* _Entries shown_:
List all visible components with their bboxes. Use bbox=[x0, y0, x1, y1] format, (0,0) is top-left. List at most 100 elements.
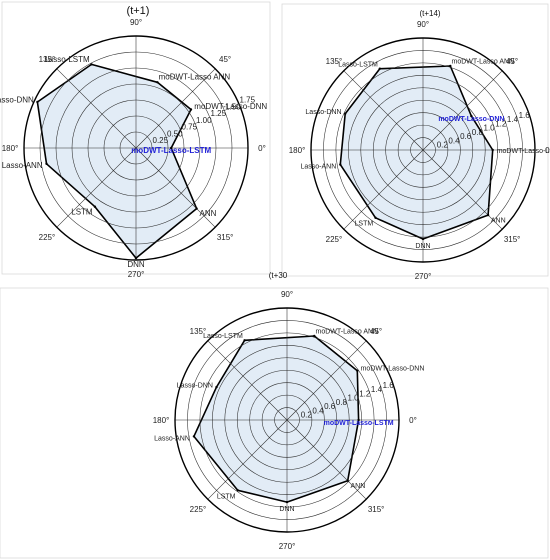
category-label-modwt-lasso-lstm: moDWT-Lasso-LSTM bbox=[131, 146, 211, 155]
category-label-lasso-dnn: Lasso-DNN bbox=[305, 109, 341, 116]
angle-tick-label: 315° bbox=[504, 235, 521, 244]
category-label-modwt-lasso-dnn: moDWT-Lasso-DNN bbox=[194, 102, 267, 111]
radial-tick-label: 0.25 bbox=[153, 136, 169, 145]
angular-gridline bbox=[207, 340, 288, 421]
angle-tick-label: 225° bbox=[190, 505, 207, 514]
radial-tick-label: 0.6 bbox=[460, 132, 472, 141]
category-label-lasso-dnn: Lasso-DNN bbox=[0, 96, 34, 105]
panel-title: (t+14) bbox=[419, 9, 440, 18]
radial-tick-label: 0.8 bbox=[336, 398, 348, 407]
category-label-lasso-ann: Lasso-ANN bbox=[154, 436, 190, 443]
category-label-modwt-lasso-ann: moDWT-Lasso ANN bbox=[316, 328, 379, 335]
angular-gridline bbox=[135, 68, 216, 149]
data-area-polygon bbox=[36, 63, 198, 259]
panel-frame bbox=[0, 287, 549, 559]
data-point-ann bbox=[195, 207, 198, 210]
category-label-modwt-lasso-lstm: moDWT-Lasso-LSTM bbox=[324, 420, 394, 427]
angular-gridline bbox=[135, 147, 216, 228]
angle-tick-label: 90° bbox=[130, 18, 142, 27]
category-label-ann: ANN bbox=[491, 217, 506, 224]
category-label-lasso-ann: Lasso-ANN bbox=[301, 164, 337, 171]
radar-panel-2: 0° 45° 90° 135° 180° 225° 270° 315° 0.20.40.60.8… bbox=[281, 3, 550, 281]
radial-tick-label: 0.6 bbox=[324, 402, 336, 411]
angle-tick-label: 0° bbox=[258, 144, 266, 153]
data-point-lasso-ann bbox=[45, 162, 48, 165]
radial-tick-label: 0.75 bbox=[182, 123, 198, 132]
angle-tick-label: 45° bbox=[506, 57, 518, 66]
angle-tick-label: 90° bbox=[281, 290, 293, 299]
angle-tick-label: 45° bbox=[370, 327, 382, 336]
angle-tick-label: 180° bbox=[289, 146, 306, 155]
radial-tick-label: 1.75 bbox=[240, 96, 256, 105]
data-point-lasso-dnn bbox=[215, 385, 218, 389]
category-label-ann: ANN bbox=[200, 209, 217, 218]
panel-title: (t+30 bbox=[269, 271, 288, 280]
angular-gridline bbox=[343, 149, 424, 230]
angle-tick-label: 315° bbox=[217, 233, 234, 242]
angle-tick-label: 135° bbox=[326, 57, 343, 66]
angle-tick-label: 0° bbox=[545, 146, 550, 155]
data-point-modwt-lasso-ann bbox=[313, 334, 316, 338]
radial-tick-label: 0.2 bbox=[437, 141, 449, 150]
angular-gridline bbox=[56, 147, 137, 228]
data-point-modwt-lasso-dnn bbox=[356, 369, 359, 372]
radial-tick-label: 1.2 bbox=[495, 120, 507, 129]
radial-tick-label: 1.6 bbox=[383, 381, 395, 390]
angle-tick-label: 225° bbox=[326, 235, 343, 244]
angular-gridline bbox=[56, 68, 137, 149]
radial-tick-label: 1.6 bbox=[519, 111, 531, 120]
angular-gridline bbox=[343, 70, 424, 151]
data-point-lasso-dnn bbox=[36, 100, 39, 104]
panel-frame bbox=[281, 3, 549, 277]
radial-tick-label: 1.0 bbox=[484, 124, 496, 133]
angle-tick-label: 90° bbox=[417, 20, 429, 29]
radial-tick-label: 0.4 bbox=[312, 407, 324, 416]
radial-tick-label: 0.50 bbox=[167, 130, 183, 139]
data-point-lstm bbox=[93, 205, 97, 208]
radial-tick-label: 0.4 bbox=[448, 137, 460, 146]
data-point-dnn bbox=[134, 256, 138, 260]
angle-tick-label: 135° bbox=[190, 327, 207, 336]
data-point-lstm bbox=[374, 216, 377, 219]
data-point-ann bbox=[346, 479, 349, 482]
data-point-lasso-lstm bbox=[90, 63, 93, 66]
data-point-lasso-ann bbox=[192, 435, 196, 438]
data-point-lasso-lstm bbox=[243, 339, 246, 342]
angular-gridline bbox=[422, 70, 503, 151]
angular-gridline bbox=[286, 419, 367, 500]
radial-tick-label: 1.4 bbox=[371, 385, 383, 394]
angle-tick-label: 270° bbox=[128, 270, 145, 279]
category-label-ann: ANN bbox=[351, 483, 366, 490]
radial-tick-label: 0.8 bbox=[472, 128, 484, 137]
radial-tick-label: 1.50 bbox=[225, 102, 241, 111]
category-label-modwt-lasso-ann: moDWT-Lasso ANN bbox=[452, 58, 515, 65]
data-point-modwt-lasso-lstm bbox=[357, 418, 360, 422]
data-point-modwt-lasso-ann bbox=[449, 64, 452, 68]
angle-tick-label: 180° bbox=[2, 144, 19, 153]
category-label-lstm: LSTM bbox=[217, 493, 236, 500]
angle-tick-label: 135° bbox=[39, 55, 56, 64]
radial-tick-label: 1.4 bbox=[507, 115, 519, 124]
radial-tick-label: 1.0 bbox=[348, 394, 360, 403]
data-area-polygon bbox=[193, 335, 360, 503]
angle-tick-label: 0° bbox=[409, 416, 417, 425]
polar-outline bbox=[23, 35, 249, 261]
category-label-dnn: DNN bbox=[415, 243, 430, 250]
category-label-lstm: LSTM bbox=[71, 208, 93, 217]
category-label-dnn: DNN bbox=[279, 506, 294, 513]
category-label-modwt-lasso-ann: moDWT-Lasso ANN bbox=[159, 73, 231, 82]
data-point-lasso-ann bbox=[339, 163, 342, 166]
angle-tick-label: 180° bbox=[153, 416, 170, 425]
polar-outline bbox=[174, 307, 400, 533]
angle-tick-label: 315° bbox=[368, 505, 385, 514]
data-point-modwt-lasso-lstm bbox=[170, 146, 173, 150]
category-label-modwt-lasso-lstm: moDWT-Lasso-LSTM bbox=[497, 148, 550, 155]
panel-frame bbox=[1, 1, 271, 275]
radial-tick-label: 0.2 bbox=[301, 411, 313, 420]
angle-tick-label: 225° bbox=[39, 233, 56, 242]
category-label-lasso-lstm: Lasso-LSTM bbox=[338, 61, 378, 68]
category-label-modwt-lasso-dnn: moDWT-Lasso-DNN bbox=[361, 365, 425, 372]
angular-gridline bbox=[207, 419, 288, 500]
panel-title: (t+1) bbox=[127, 5, 150, 17]
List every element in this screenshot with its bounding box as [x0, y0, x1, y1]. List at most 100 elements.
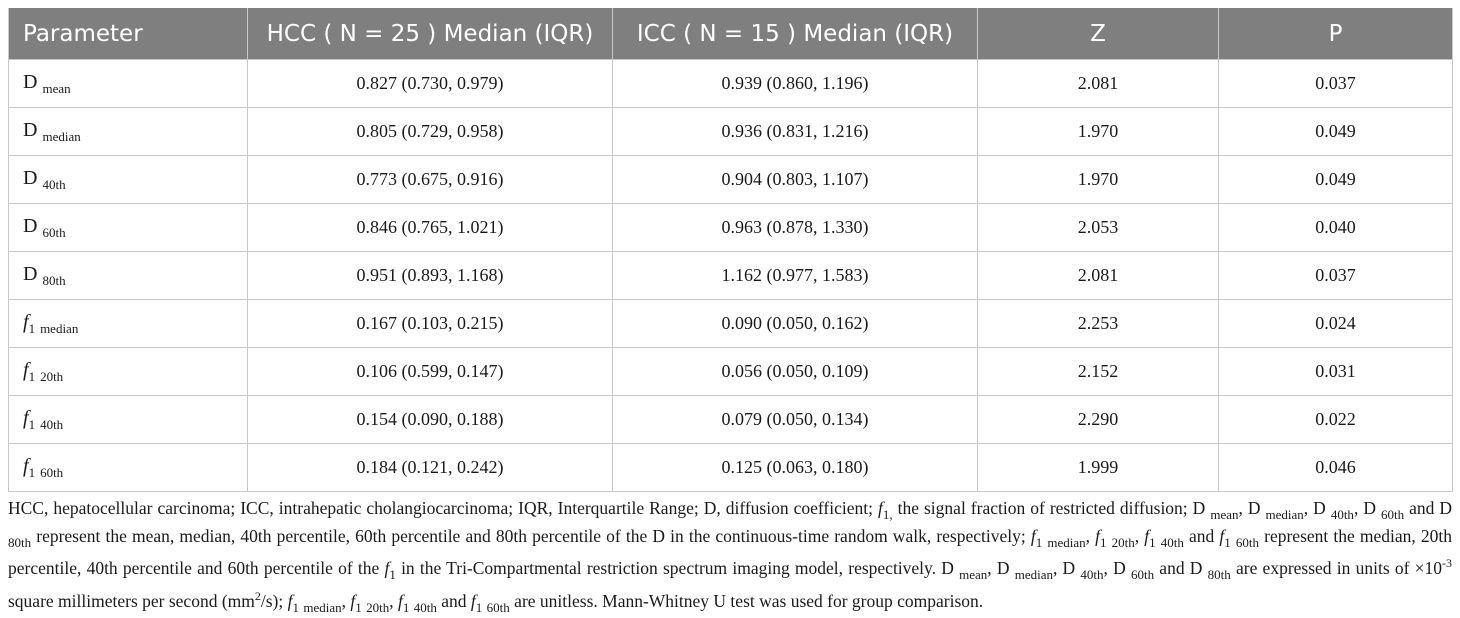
- p-cell: 0.040: [1218, 203, 1453, 252]
- header-icc: ICC ( N = 15 ) Median (IQR): [612, 8, 978, 60]
- parameter-cell: D 40th: [8, 155, 248, 204]
- icc-cell: 0.056 (0.050, 0.109): [612, 347, 978, 396]
- parameter-symbol: f: [23, 358, 29, 381]
- hcc-cell: 0.951 (0.893, 1.168): [247, 251, 613, 300]
- parameter-cell: D mean: [8, 59, 248, 108]
- footnote-symbol: f: [470, 590, 476, 611]
- parameter-subscript: median: [40, 320, 79, 336]
- footnote-text: and D: [1404, 498, 1453, 518]
- z-cell: 1.970: [977, 155, 1219, 204]
- footnote-subscript: 80th: [1207, 567, 1231, 582]
- hcc-cell: 0.167 (0.103, 0.215): [247, 299, 613, 348]
- footnote-subscript: median: [1014, 567, 1053, 582]
- footnote-subscript: 60th: [486, 599, 510, 615]
- hcc-cell: 0.846 (0.765, 1.021): [247, 203, 613, 252]
- icc-cell: 0.936 (0.831, 1.216): [612, 107, 978, 156]
- icc-cell: 0.125 (0.063, 0.180): [612, 443, 978, 492]
- footnote-text: , D: [1052, 558, 1081, 578]
- footnote-subscript: 1: [1100, 534, 1107, 550]
- footnote-symbol: f: [1095, 525, 1100, 546]
- footnote-text: represent the median, 20th percentile, 4…: [8, 525, 1453, 579]
- table-row: D median 0.805 (0.729, 0.958) 0.936 (0.8…: [8, 107, 1453, 156]
- footnote-subscript: 1: [355, 599, 362, 615]
- parameter-cell: D 60th: [8, 203, 248, 252]
- footnote-symbol: f: [398, 590, 403, 611]
- footnote-text: , D: [1353, 498, 1381, 518]
- footnote-subscript: mean: [959, 567, 988, 582]
- footnote-text: the signal fraction of restricted diffus…: [892, 498, 1211, 518]
- parameter-subscript: 60th: [40, 464, 64, 480]
- p-cell: 0.031: [1218, 347, 1453, 396]
- footnote-symbol: f: [1030, 525, 1036, 546]
- footnote-subscript: 1: [475, 599, 483, 615]
- footnote-symbol: f: [384, 558, 390, 578]
- footnote-subscript: 1: [389, 567, 396, 582]
- footnote-subscript: 1: [882, 507, 890, 522]
- parameter-symbol: f: [23, 406, 29, 429]
- footnote-subscript: 60th: [1130, 567, 1155, 582]
- parameter-subscript: 20th: [40, 368, 64, 384]
- footnote-text: , D: [1303, 498, 1331, 518]
- z-cell: 2.053: [977, 203, 1219, 252]
- footnote-text: , D: [1103, 558, 1131, 578]
- footnote-subscript: median: [1265, 507, 1304, 522]
- icc-cell: 0.963 (0.878, 1.330): [612, 203, 978, 252]
- footnote-text: are expressed in units of ×10: [1230, 558, 1442, 578]
- table-row: f1 60th 0.184 (0.121, 0.242) 0.125 (0.06…: [8, 443, 1453, 492]
- footnote-subscript: 20th: [1111, 534, 1135, 550]
- footnote-superscript: 2: [254, 588, 261, 603]
- header-parameter: Parameter: [8, 8, 248, 60]
- footnote-superscript: -3: [1442, 556, 1452, 570]
- footnote-subscript: 1: [402, 599, 410, 615]
- table-row: D mean 0.827 (0.730, 0.979) 0.939 (0.860…: [8, 59, 1453, 108]
- footnote-symbol: f: [287, 590, 293, 611]
- footnote-text: , D: [1238, 498, 1266, 518]
- parameter-cell: D median: [8, 107, 248, 156]
- footnote-symbol: f: [1144, 525, 1150, 546]
- header-hcc: HCC ( N = 25 ) Median (IQR): [247, 8, 613, 60]
- footnote-subscript: 1: [292, 599, 300, 615]
- icc-cell: 1.162 (0.977, 1.583): [612, 251, 978, 300]
- hcc-cell: 0.827 (0.730, 0.979): [247, 59, 613, 108]
- table-footnote: HCC, hepatocellular carcinoma; ICC, intr…: [8, 498, 1452, 618]
- icc-cell: 0.079 (0.050, 0.134): [612, 395, 978, 444]
- footnote-text: ,: [389, 590, 399, 611]
- footnote-subscript: 40th: [1330, 507, 1354, 522]
- footnote-text: are unitless. Mann-Whitney U test was us…: [509, 590, 984, 611]
- icc-cell: 0.939 (0.860, 1.196): [612, 59, 978, 108]
- footnote-text: HCC, hepatocellular carcinoma; ICC, intr…: [8, 498, 878, 518]
- z-cell: 1.970: [977, 107, 1219, 156]
- footnote-text: ,: [1085, 525, 1096, 546]
- hcc-cell: 0.154 (0.090, 0.188): [247, 395, 613, 444]
- header-z: Z: [977, 8, 1219, 60]
- table-row: D 80th 0.951 (0.893, 1.168) 1.162 (0.977…: [8, 251, 1453, 300]
- footnote-text: square millimeters per second (mm: [8, 590, 255, 611]
- footnote-subscript: 1: [1035, 534, 1043, 550]
- parameter-symbol: D: [23, 118, 38, 141]
- p-cell: 0.022: [1218, 395, 1453, 444]
- z-cell: 2.152: [977, 347, 1219, 396]
- parameter-cell: D 80th: [8, 251, 248, 300]
- p-cell: 0.024: [1218, 299, 1453, 348]
- parameter-symbol: f: [23, 454, 29, 477]
- results-table-container: Parameter HCC ( N = 25 ) Median (IQR) IC…: [8, 8, 1453, 618]
- p-cell: 0.037: [1218, 59, 1453, 108]
- icc-cell: 0.904 (0.803, 1.107): [612, 155, 978, 204]
- footnote-text: and D: [1154, 558, 1208, 578]
- footnote-subscript: 60th: [1380, 507, 1405, 522]
- footnote-subscript: 20th: [366, 599, 390, 615]
- hcc-cell: 0.805 (0.729, 0.958): [247, 107, 613, 156]
- parameter-number: 1: [28, 416, 36, 432]
- footnote-symbol: f: [1219, 525, 1225, 546]
- footnote-text: in the Tri-Compartmental restriction spe…: [395, 558, 960, 578]
- footnote-text: , D: [987, 558, 1015, 578]
- header-p: P: [1218, 8, 1453, 60]
- parameter-subscript: median: [42, 128, 81, 144]
- parameter-cell: f1 40th: [8, 395, 248, 444]
- table-row: D 60th 0.846 (0.765, 1.021) 0.963 (0.878…: [8, 203, 1453, 252]
- table-header-row: Parameter HCC ( N = 25 ) Median (IQR) IC…: [8, 8, 1453, 60]
- footnote-text: and: [1183, 525, 1220, 546]
- parameter-number: 1: [28, 464, 36, 480]
- parameter-symbol: D: [23, 70, 38, 93]
- table-row: D 40th 0.773 (0.675, 0.916) 0.904 (0.803…: [8, 155, 1453, 204]
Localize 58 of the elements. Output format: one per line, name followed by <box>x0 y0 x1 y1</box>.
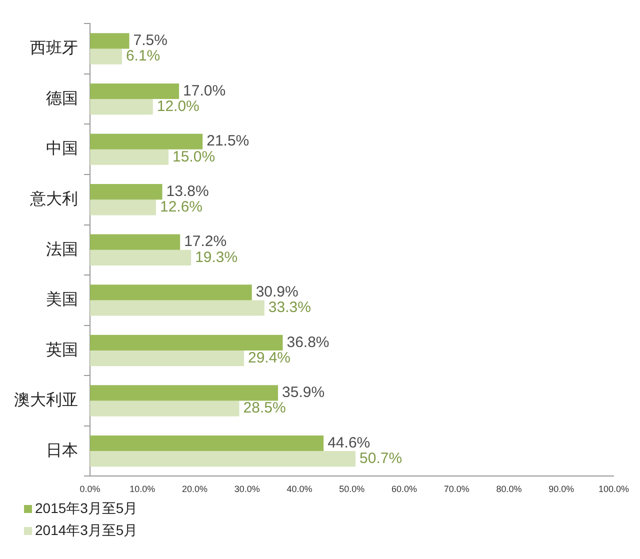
bar <box>90 234 180 250</box>
data-label: 17.2% <box>184 233 227 250</box>
y-tick-label: 法国 <box>46 240 78 258</box>
data-label: 28.5% <box>243 400 286 417</box>
data-label: 21.5% <box>206 132 250 150</box>
x-tick-label: 50.0% <box>339 484 365 494</box>
y-tick-label: 西班牙 <box>30 39 78 58</box>
x-tick-label: 40.0% <box>286 484 312 494</box>
data-label: 44.6% <box>328 434 370 452</box>
bar <box>90 284 252 300</box>
bar <box>90 400 240 416</box>
x-tick-label: 10.0% <box>130 484 156 494</box>
x-tick-label: 90.0% <box>548 484 574 494</box>
y-tick-label: 中国 <box>46 140 78 158</box>
y-tick-label: 德国 <box>46 90 78 108</box>
data-label: 29.4% <box>248 349 291 366</box>
bar <box>90 33 130 49</box>
bar <box>90 99 153 115</box>
data-label: 19.3% <box>195 248 238 266</box>
bar <box>90 200 156 216</box>
legend-label: 2015年3月至5月 <box>35 500 138 518</box>
y-tick-label: 日本 <box>46 441 78 460</box>
x-tick-label: 0.0% <box>80 484 100 494</box>
bar <box>90 134 203 150</box>
bar <box>90 334 283 350</box>
x-tick-label: 30.0% <box>234 484 260 494</box>
y-tick-label: 澳大利亚 <box>14 391 78 410</box>
data-label: 15.0% <box>172 148 216 166</box>
legend-label: 2014年3月至5月 <box>35 522 138 540</box>
data-label: 7.5% <box>133 32 168 50</box>
bar <box>90 250 192 266</box>
data-label: 50.7% <box>360 450 402 467</box>
data-label: 12.0% <box>156 98 200 115</box>
bar <box>90 451 356 467</box>
bar <box>90 350 244 366</box>
data-label: 6.1% <box>126 48 160 65</box>
bar <box>90 435 324 452</box>
data-label: 36.8% <box>286 334 330 351</box>
y-tick-label: 意大利 <box>29 190 78 208</box>
bar <box>90 83 180 100</box>
bar <box>90 184 162 200</box>
x-tick-label: 20.0% <box>182 484 208 494</box>
bar <box>90 48 122 64</box>
bar <box>90 300 264 316</box>
y-tick-label: 美国 <box>46 290 78 309</box>
bar <box>90 149 169 165</box>
data-label: 35.9% <box>282 384 325 402</box>
data-label: 33.3% <box>268 299 311 316</box>
x-tick-label: 80.0% <box>496 484 522 494</box>
x-tick-label: 60.0% <box>391 484 418 494</box>
data-label: 12.6% <box>160 198 203 216</box>
bar <box>90 385 278 401</box>
y-tick-label: 英国 <box>46 340 78 359</box>
data-label: 17.0% <box>183 82 226 100</box>
x-tick-label: 70.0% <box>444 484 470 494</box>
data-label: 30.9% <box>256 284 298 301</box>
x-tick-label: 100.0% <box>598 484 630 494</box>
data-label: 13.8% <box>166 182 209 200</box>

* _Challenge_: Reproduce verbatim the data lines from the line containing "- p-cell: 0.040: [1218, 203, 1453, 252]" through the line containing "- parameter-cell: D mean: [8, 59, 248, 108]", including both of those lines.

* _Right answer_:
- p-cell: 0.040: [1218, 203, 1453, 252]
- header-icc: ICC ( N = 15 ) Median (IQR): [612, 8, 978, 60]
- parameter-cell: D 40th: [8, 155, 248, 204]
- icc-cell: 0.056 (0.050, 0.109): [612, 347, 978, 396]
- parameter-symbol: f: [23, 358, 29, 381]
- hcc-cell: 0.951 (0.893, 1.168): [247, 251, 613, 300]
- parameter-cell: D mean: [8, 59, 248, 108]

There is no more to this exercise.